Aim:
Write out the whole listing word for word.

Data rows:
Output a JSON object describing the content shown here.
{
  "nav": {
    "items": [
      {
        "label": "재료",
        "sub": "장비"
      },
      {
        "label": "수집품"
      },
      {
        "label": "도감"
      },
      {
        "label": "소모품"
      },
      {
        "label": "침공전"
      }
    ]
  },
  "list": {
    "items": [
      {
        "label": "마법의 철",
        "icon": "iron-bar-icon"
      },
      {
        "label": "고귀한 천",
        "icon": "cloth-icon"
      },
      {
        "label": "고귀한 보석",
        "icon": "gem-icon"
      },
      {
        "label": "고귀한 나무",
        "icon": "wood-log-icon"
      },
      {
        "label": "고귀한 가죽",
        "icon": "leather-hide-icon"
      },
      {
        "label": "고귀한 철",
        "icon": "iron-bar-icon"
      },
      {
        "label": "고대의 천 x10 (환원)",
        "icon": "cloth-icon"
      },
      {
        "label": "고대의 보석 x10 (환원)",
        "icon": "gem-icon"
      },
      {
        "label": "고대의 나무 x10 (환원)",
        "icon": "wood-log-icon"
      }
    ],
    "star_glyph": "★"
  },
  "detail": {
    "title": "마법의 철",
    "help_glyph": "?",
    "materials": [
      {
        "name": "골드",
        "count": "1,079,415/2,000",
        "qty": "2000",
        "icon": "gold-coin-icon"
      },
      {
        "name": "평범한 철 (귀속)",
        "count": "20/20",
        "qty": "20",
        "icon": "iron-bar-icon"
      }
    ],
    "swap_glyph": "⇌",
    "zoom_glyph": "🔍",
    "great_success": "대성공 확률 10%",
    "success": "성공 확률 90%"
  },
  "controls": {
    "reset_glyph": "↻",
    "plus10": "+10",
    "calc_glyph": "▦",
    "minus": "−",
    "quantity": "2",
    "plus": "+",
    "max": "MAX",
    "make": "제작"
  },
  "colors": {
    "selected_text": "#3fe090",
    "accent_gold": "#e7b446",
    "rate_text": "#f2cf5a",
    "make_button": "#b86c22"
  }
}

In response:
Output a JSON object describing the content shown here.
{
  "nav": {
    "items": [
      {
        "label": "재료",
        "sub": "장비"
      },
      {
        "label": "수집품"
      },
      {
        "label": "도감"
      },
      {
        "label": "소모품"
      },
      {
        "label": "침공전"
      }
    ]
  },
  "list": {
    "items": [
      {
        "label": "마법의 철",
        "icon": "iron-bar-icon"
      },
      {
        "label": "고귀한 천",
        "icon": "cloth-icon"
      },
      {
        "label": "고귀한 보석",
        "icon": "gem-icon"
      },
      {
        "label": "고귀한 나무",
        "icon": "wood-log-icon"
      },
      {
        "label": "고귀한 가죽",
        "icon": "leather-hide-icon"
      },
      {
        "label": "고귀한 철",
        "icon": "iron-bar-icon"
      },
      {
        "label": "고대의 천 x10 (환원)",
        "icon": "cloth-icon"
      },
      {
        "label": "고대의 보석 x10 (환원)",
        "icon": "gem-icon"
      },
      {
        "label": "고대의 나무 x10 (환원)",
        "icon": "wood-log-icon"
      }
    ],
    "star_glyph": "★"
  },
  "detail": {
    "title": "마법의 철",
    "help_glyph": "?",
    "materials": [
      {
        "name": "골드",
        "count": "1,079,415/2,000",
        "qty": "2000",
        "icon": "gold-coin-icon"
      },
      {
        "name": "평범한 철 (귀속)",
        "count": "20/20",
        "qty": "20",
        "icon": "iron-bar-icon"
      }
    ],
    "swap_glyph": "⇌",
    "zoom_glyph": "🔍",
    "great_success": "대성공 확률 10%",
    "success": "성공 확률 90%"
  },
  "controls": {
    "reset_glyph": "↻",
    "plus10": "+10",
    "calc_glyph": "▦",
    "minus": "−",
    "quantity": "2",
    "plus": "+",
    "max": "MAX",
    "make": "제작"
  },
  "colors": {
    "selected_text": "#3fe090",
    "accent_gold": "#e7b446",
    "rate_text": "#f2cf5a",
    "make_button": "#b86c22"
  }
}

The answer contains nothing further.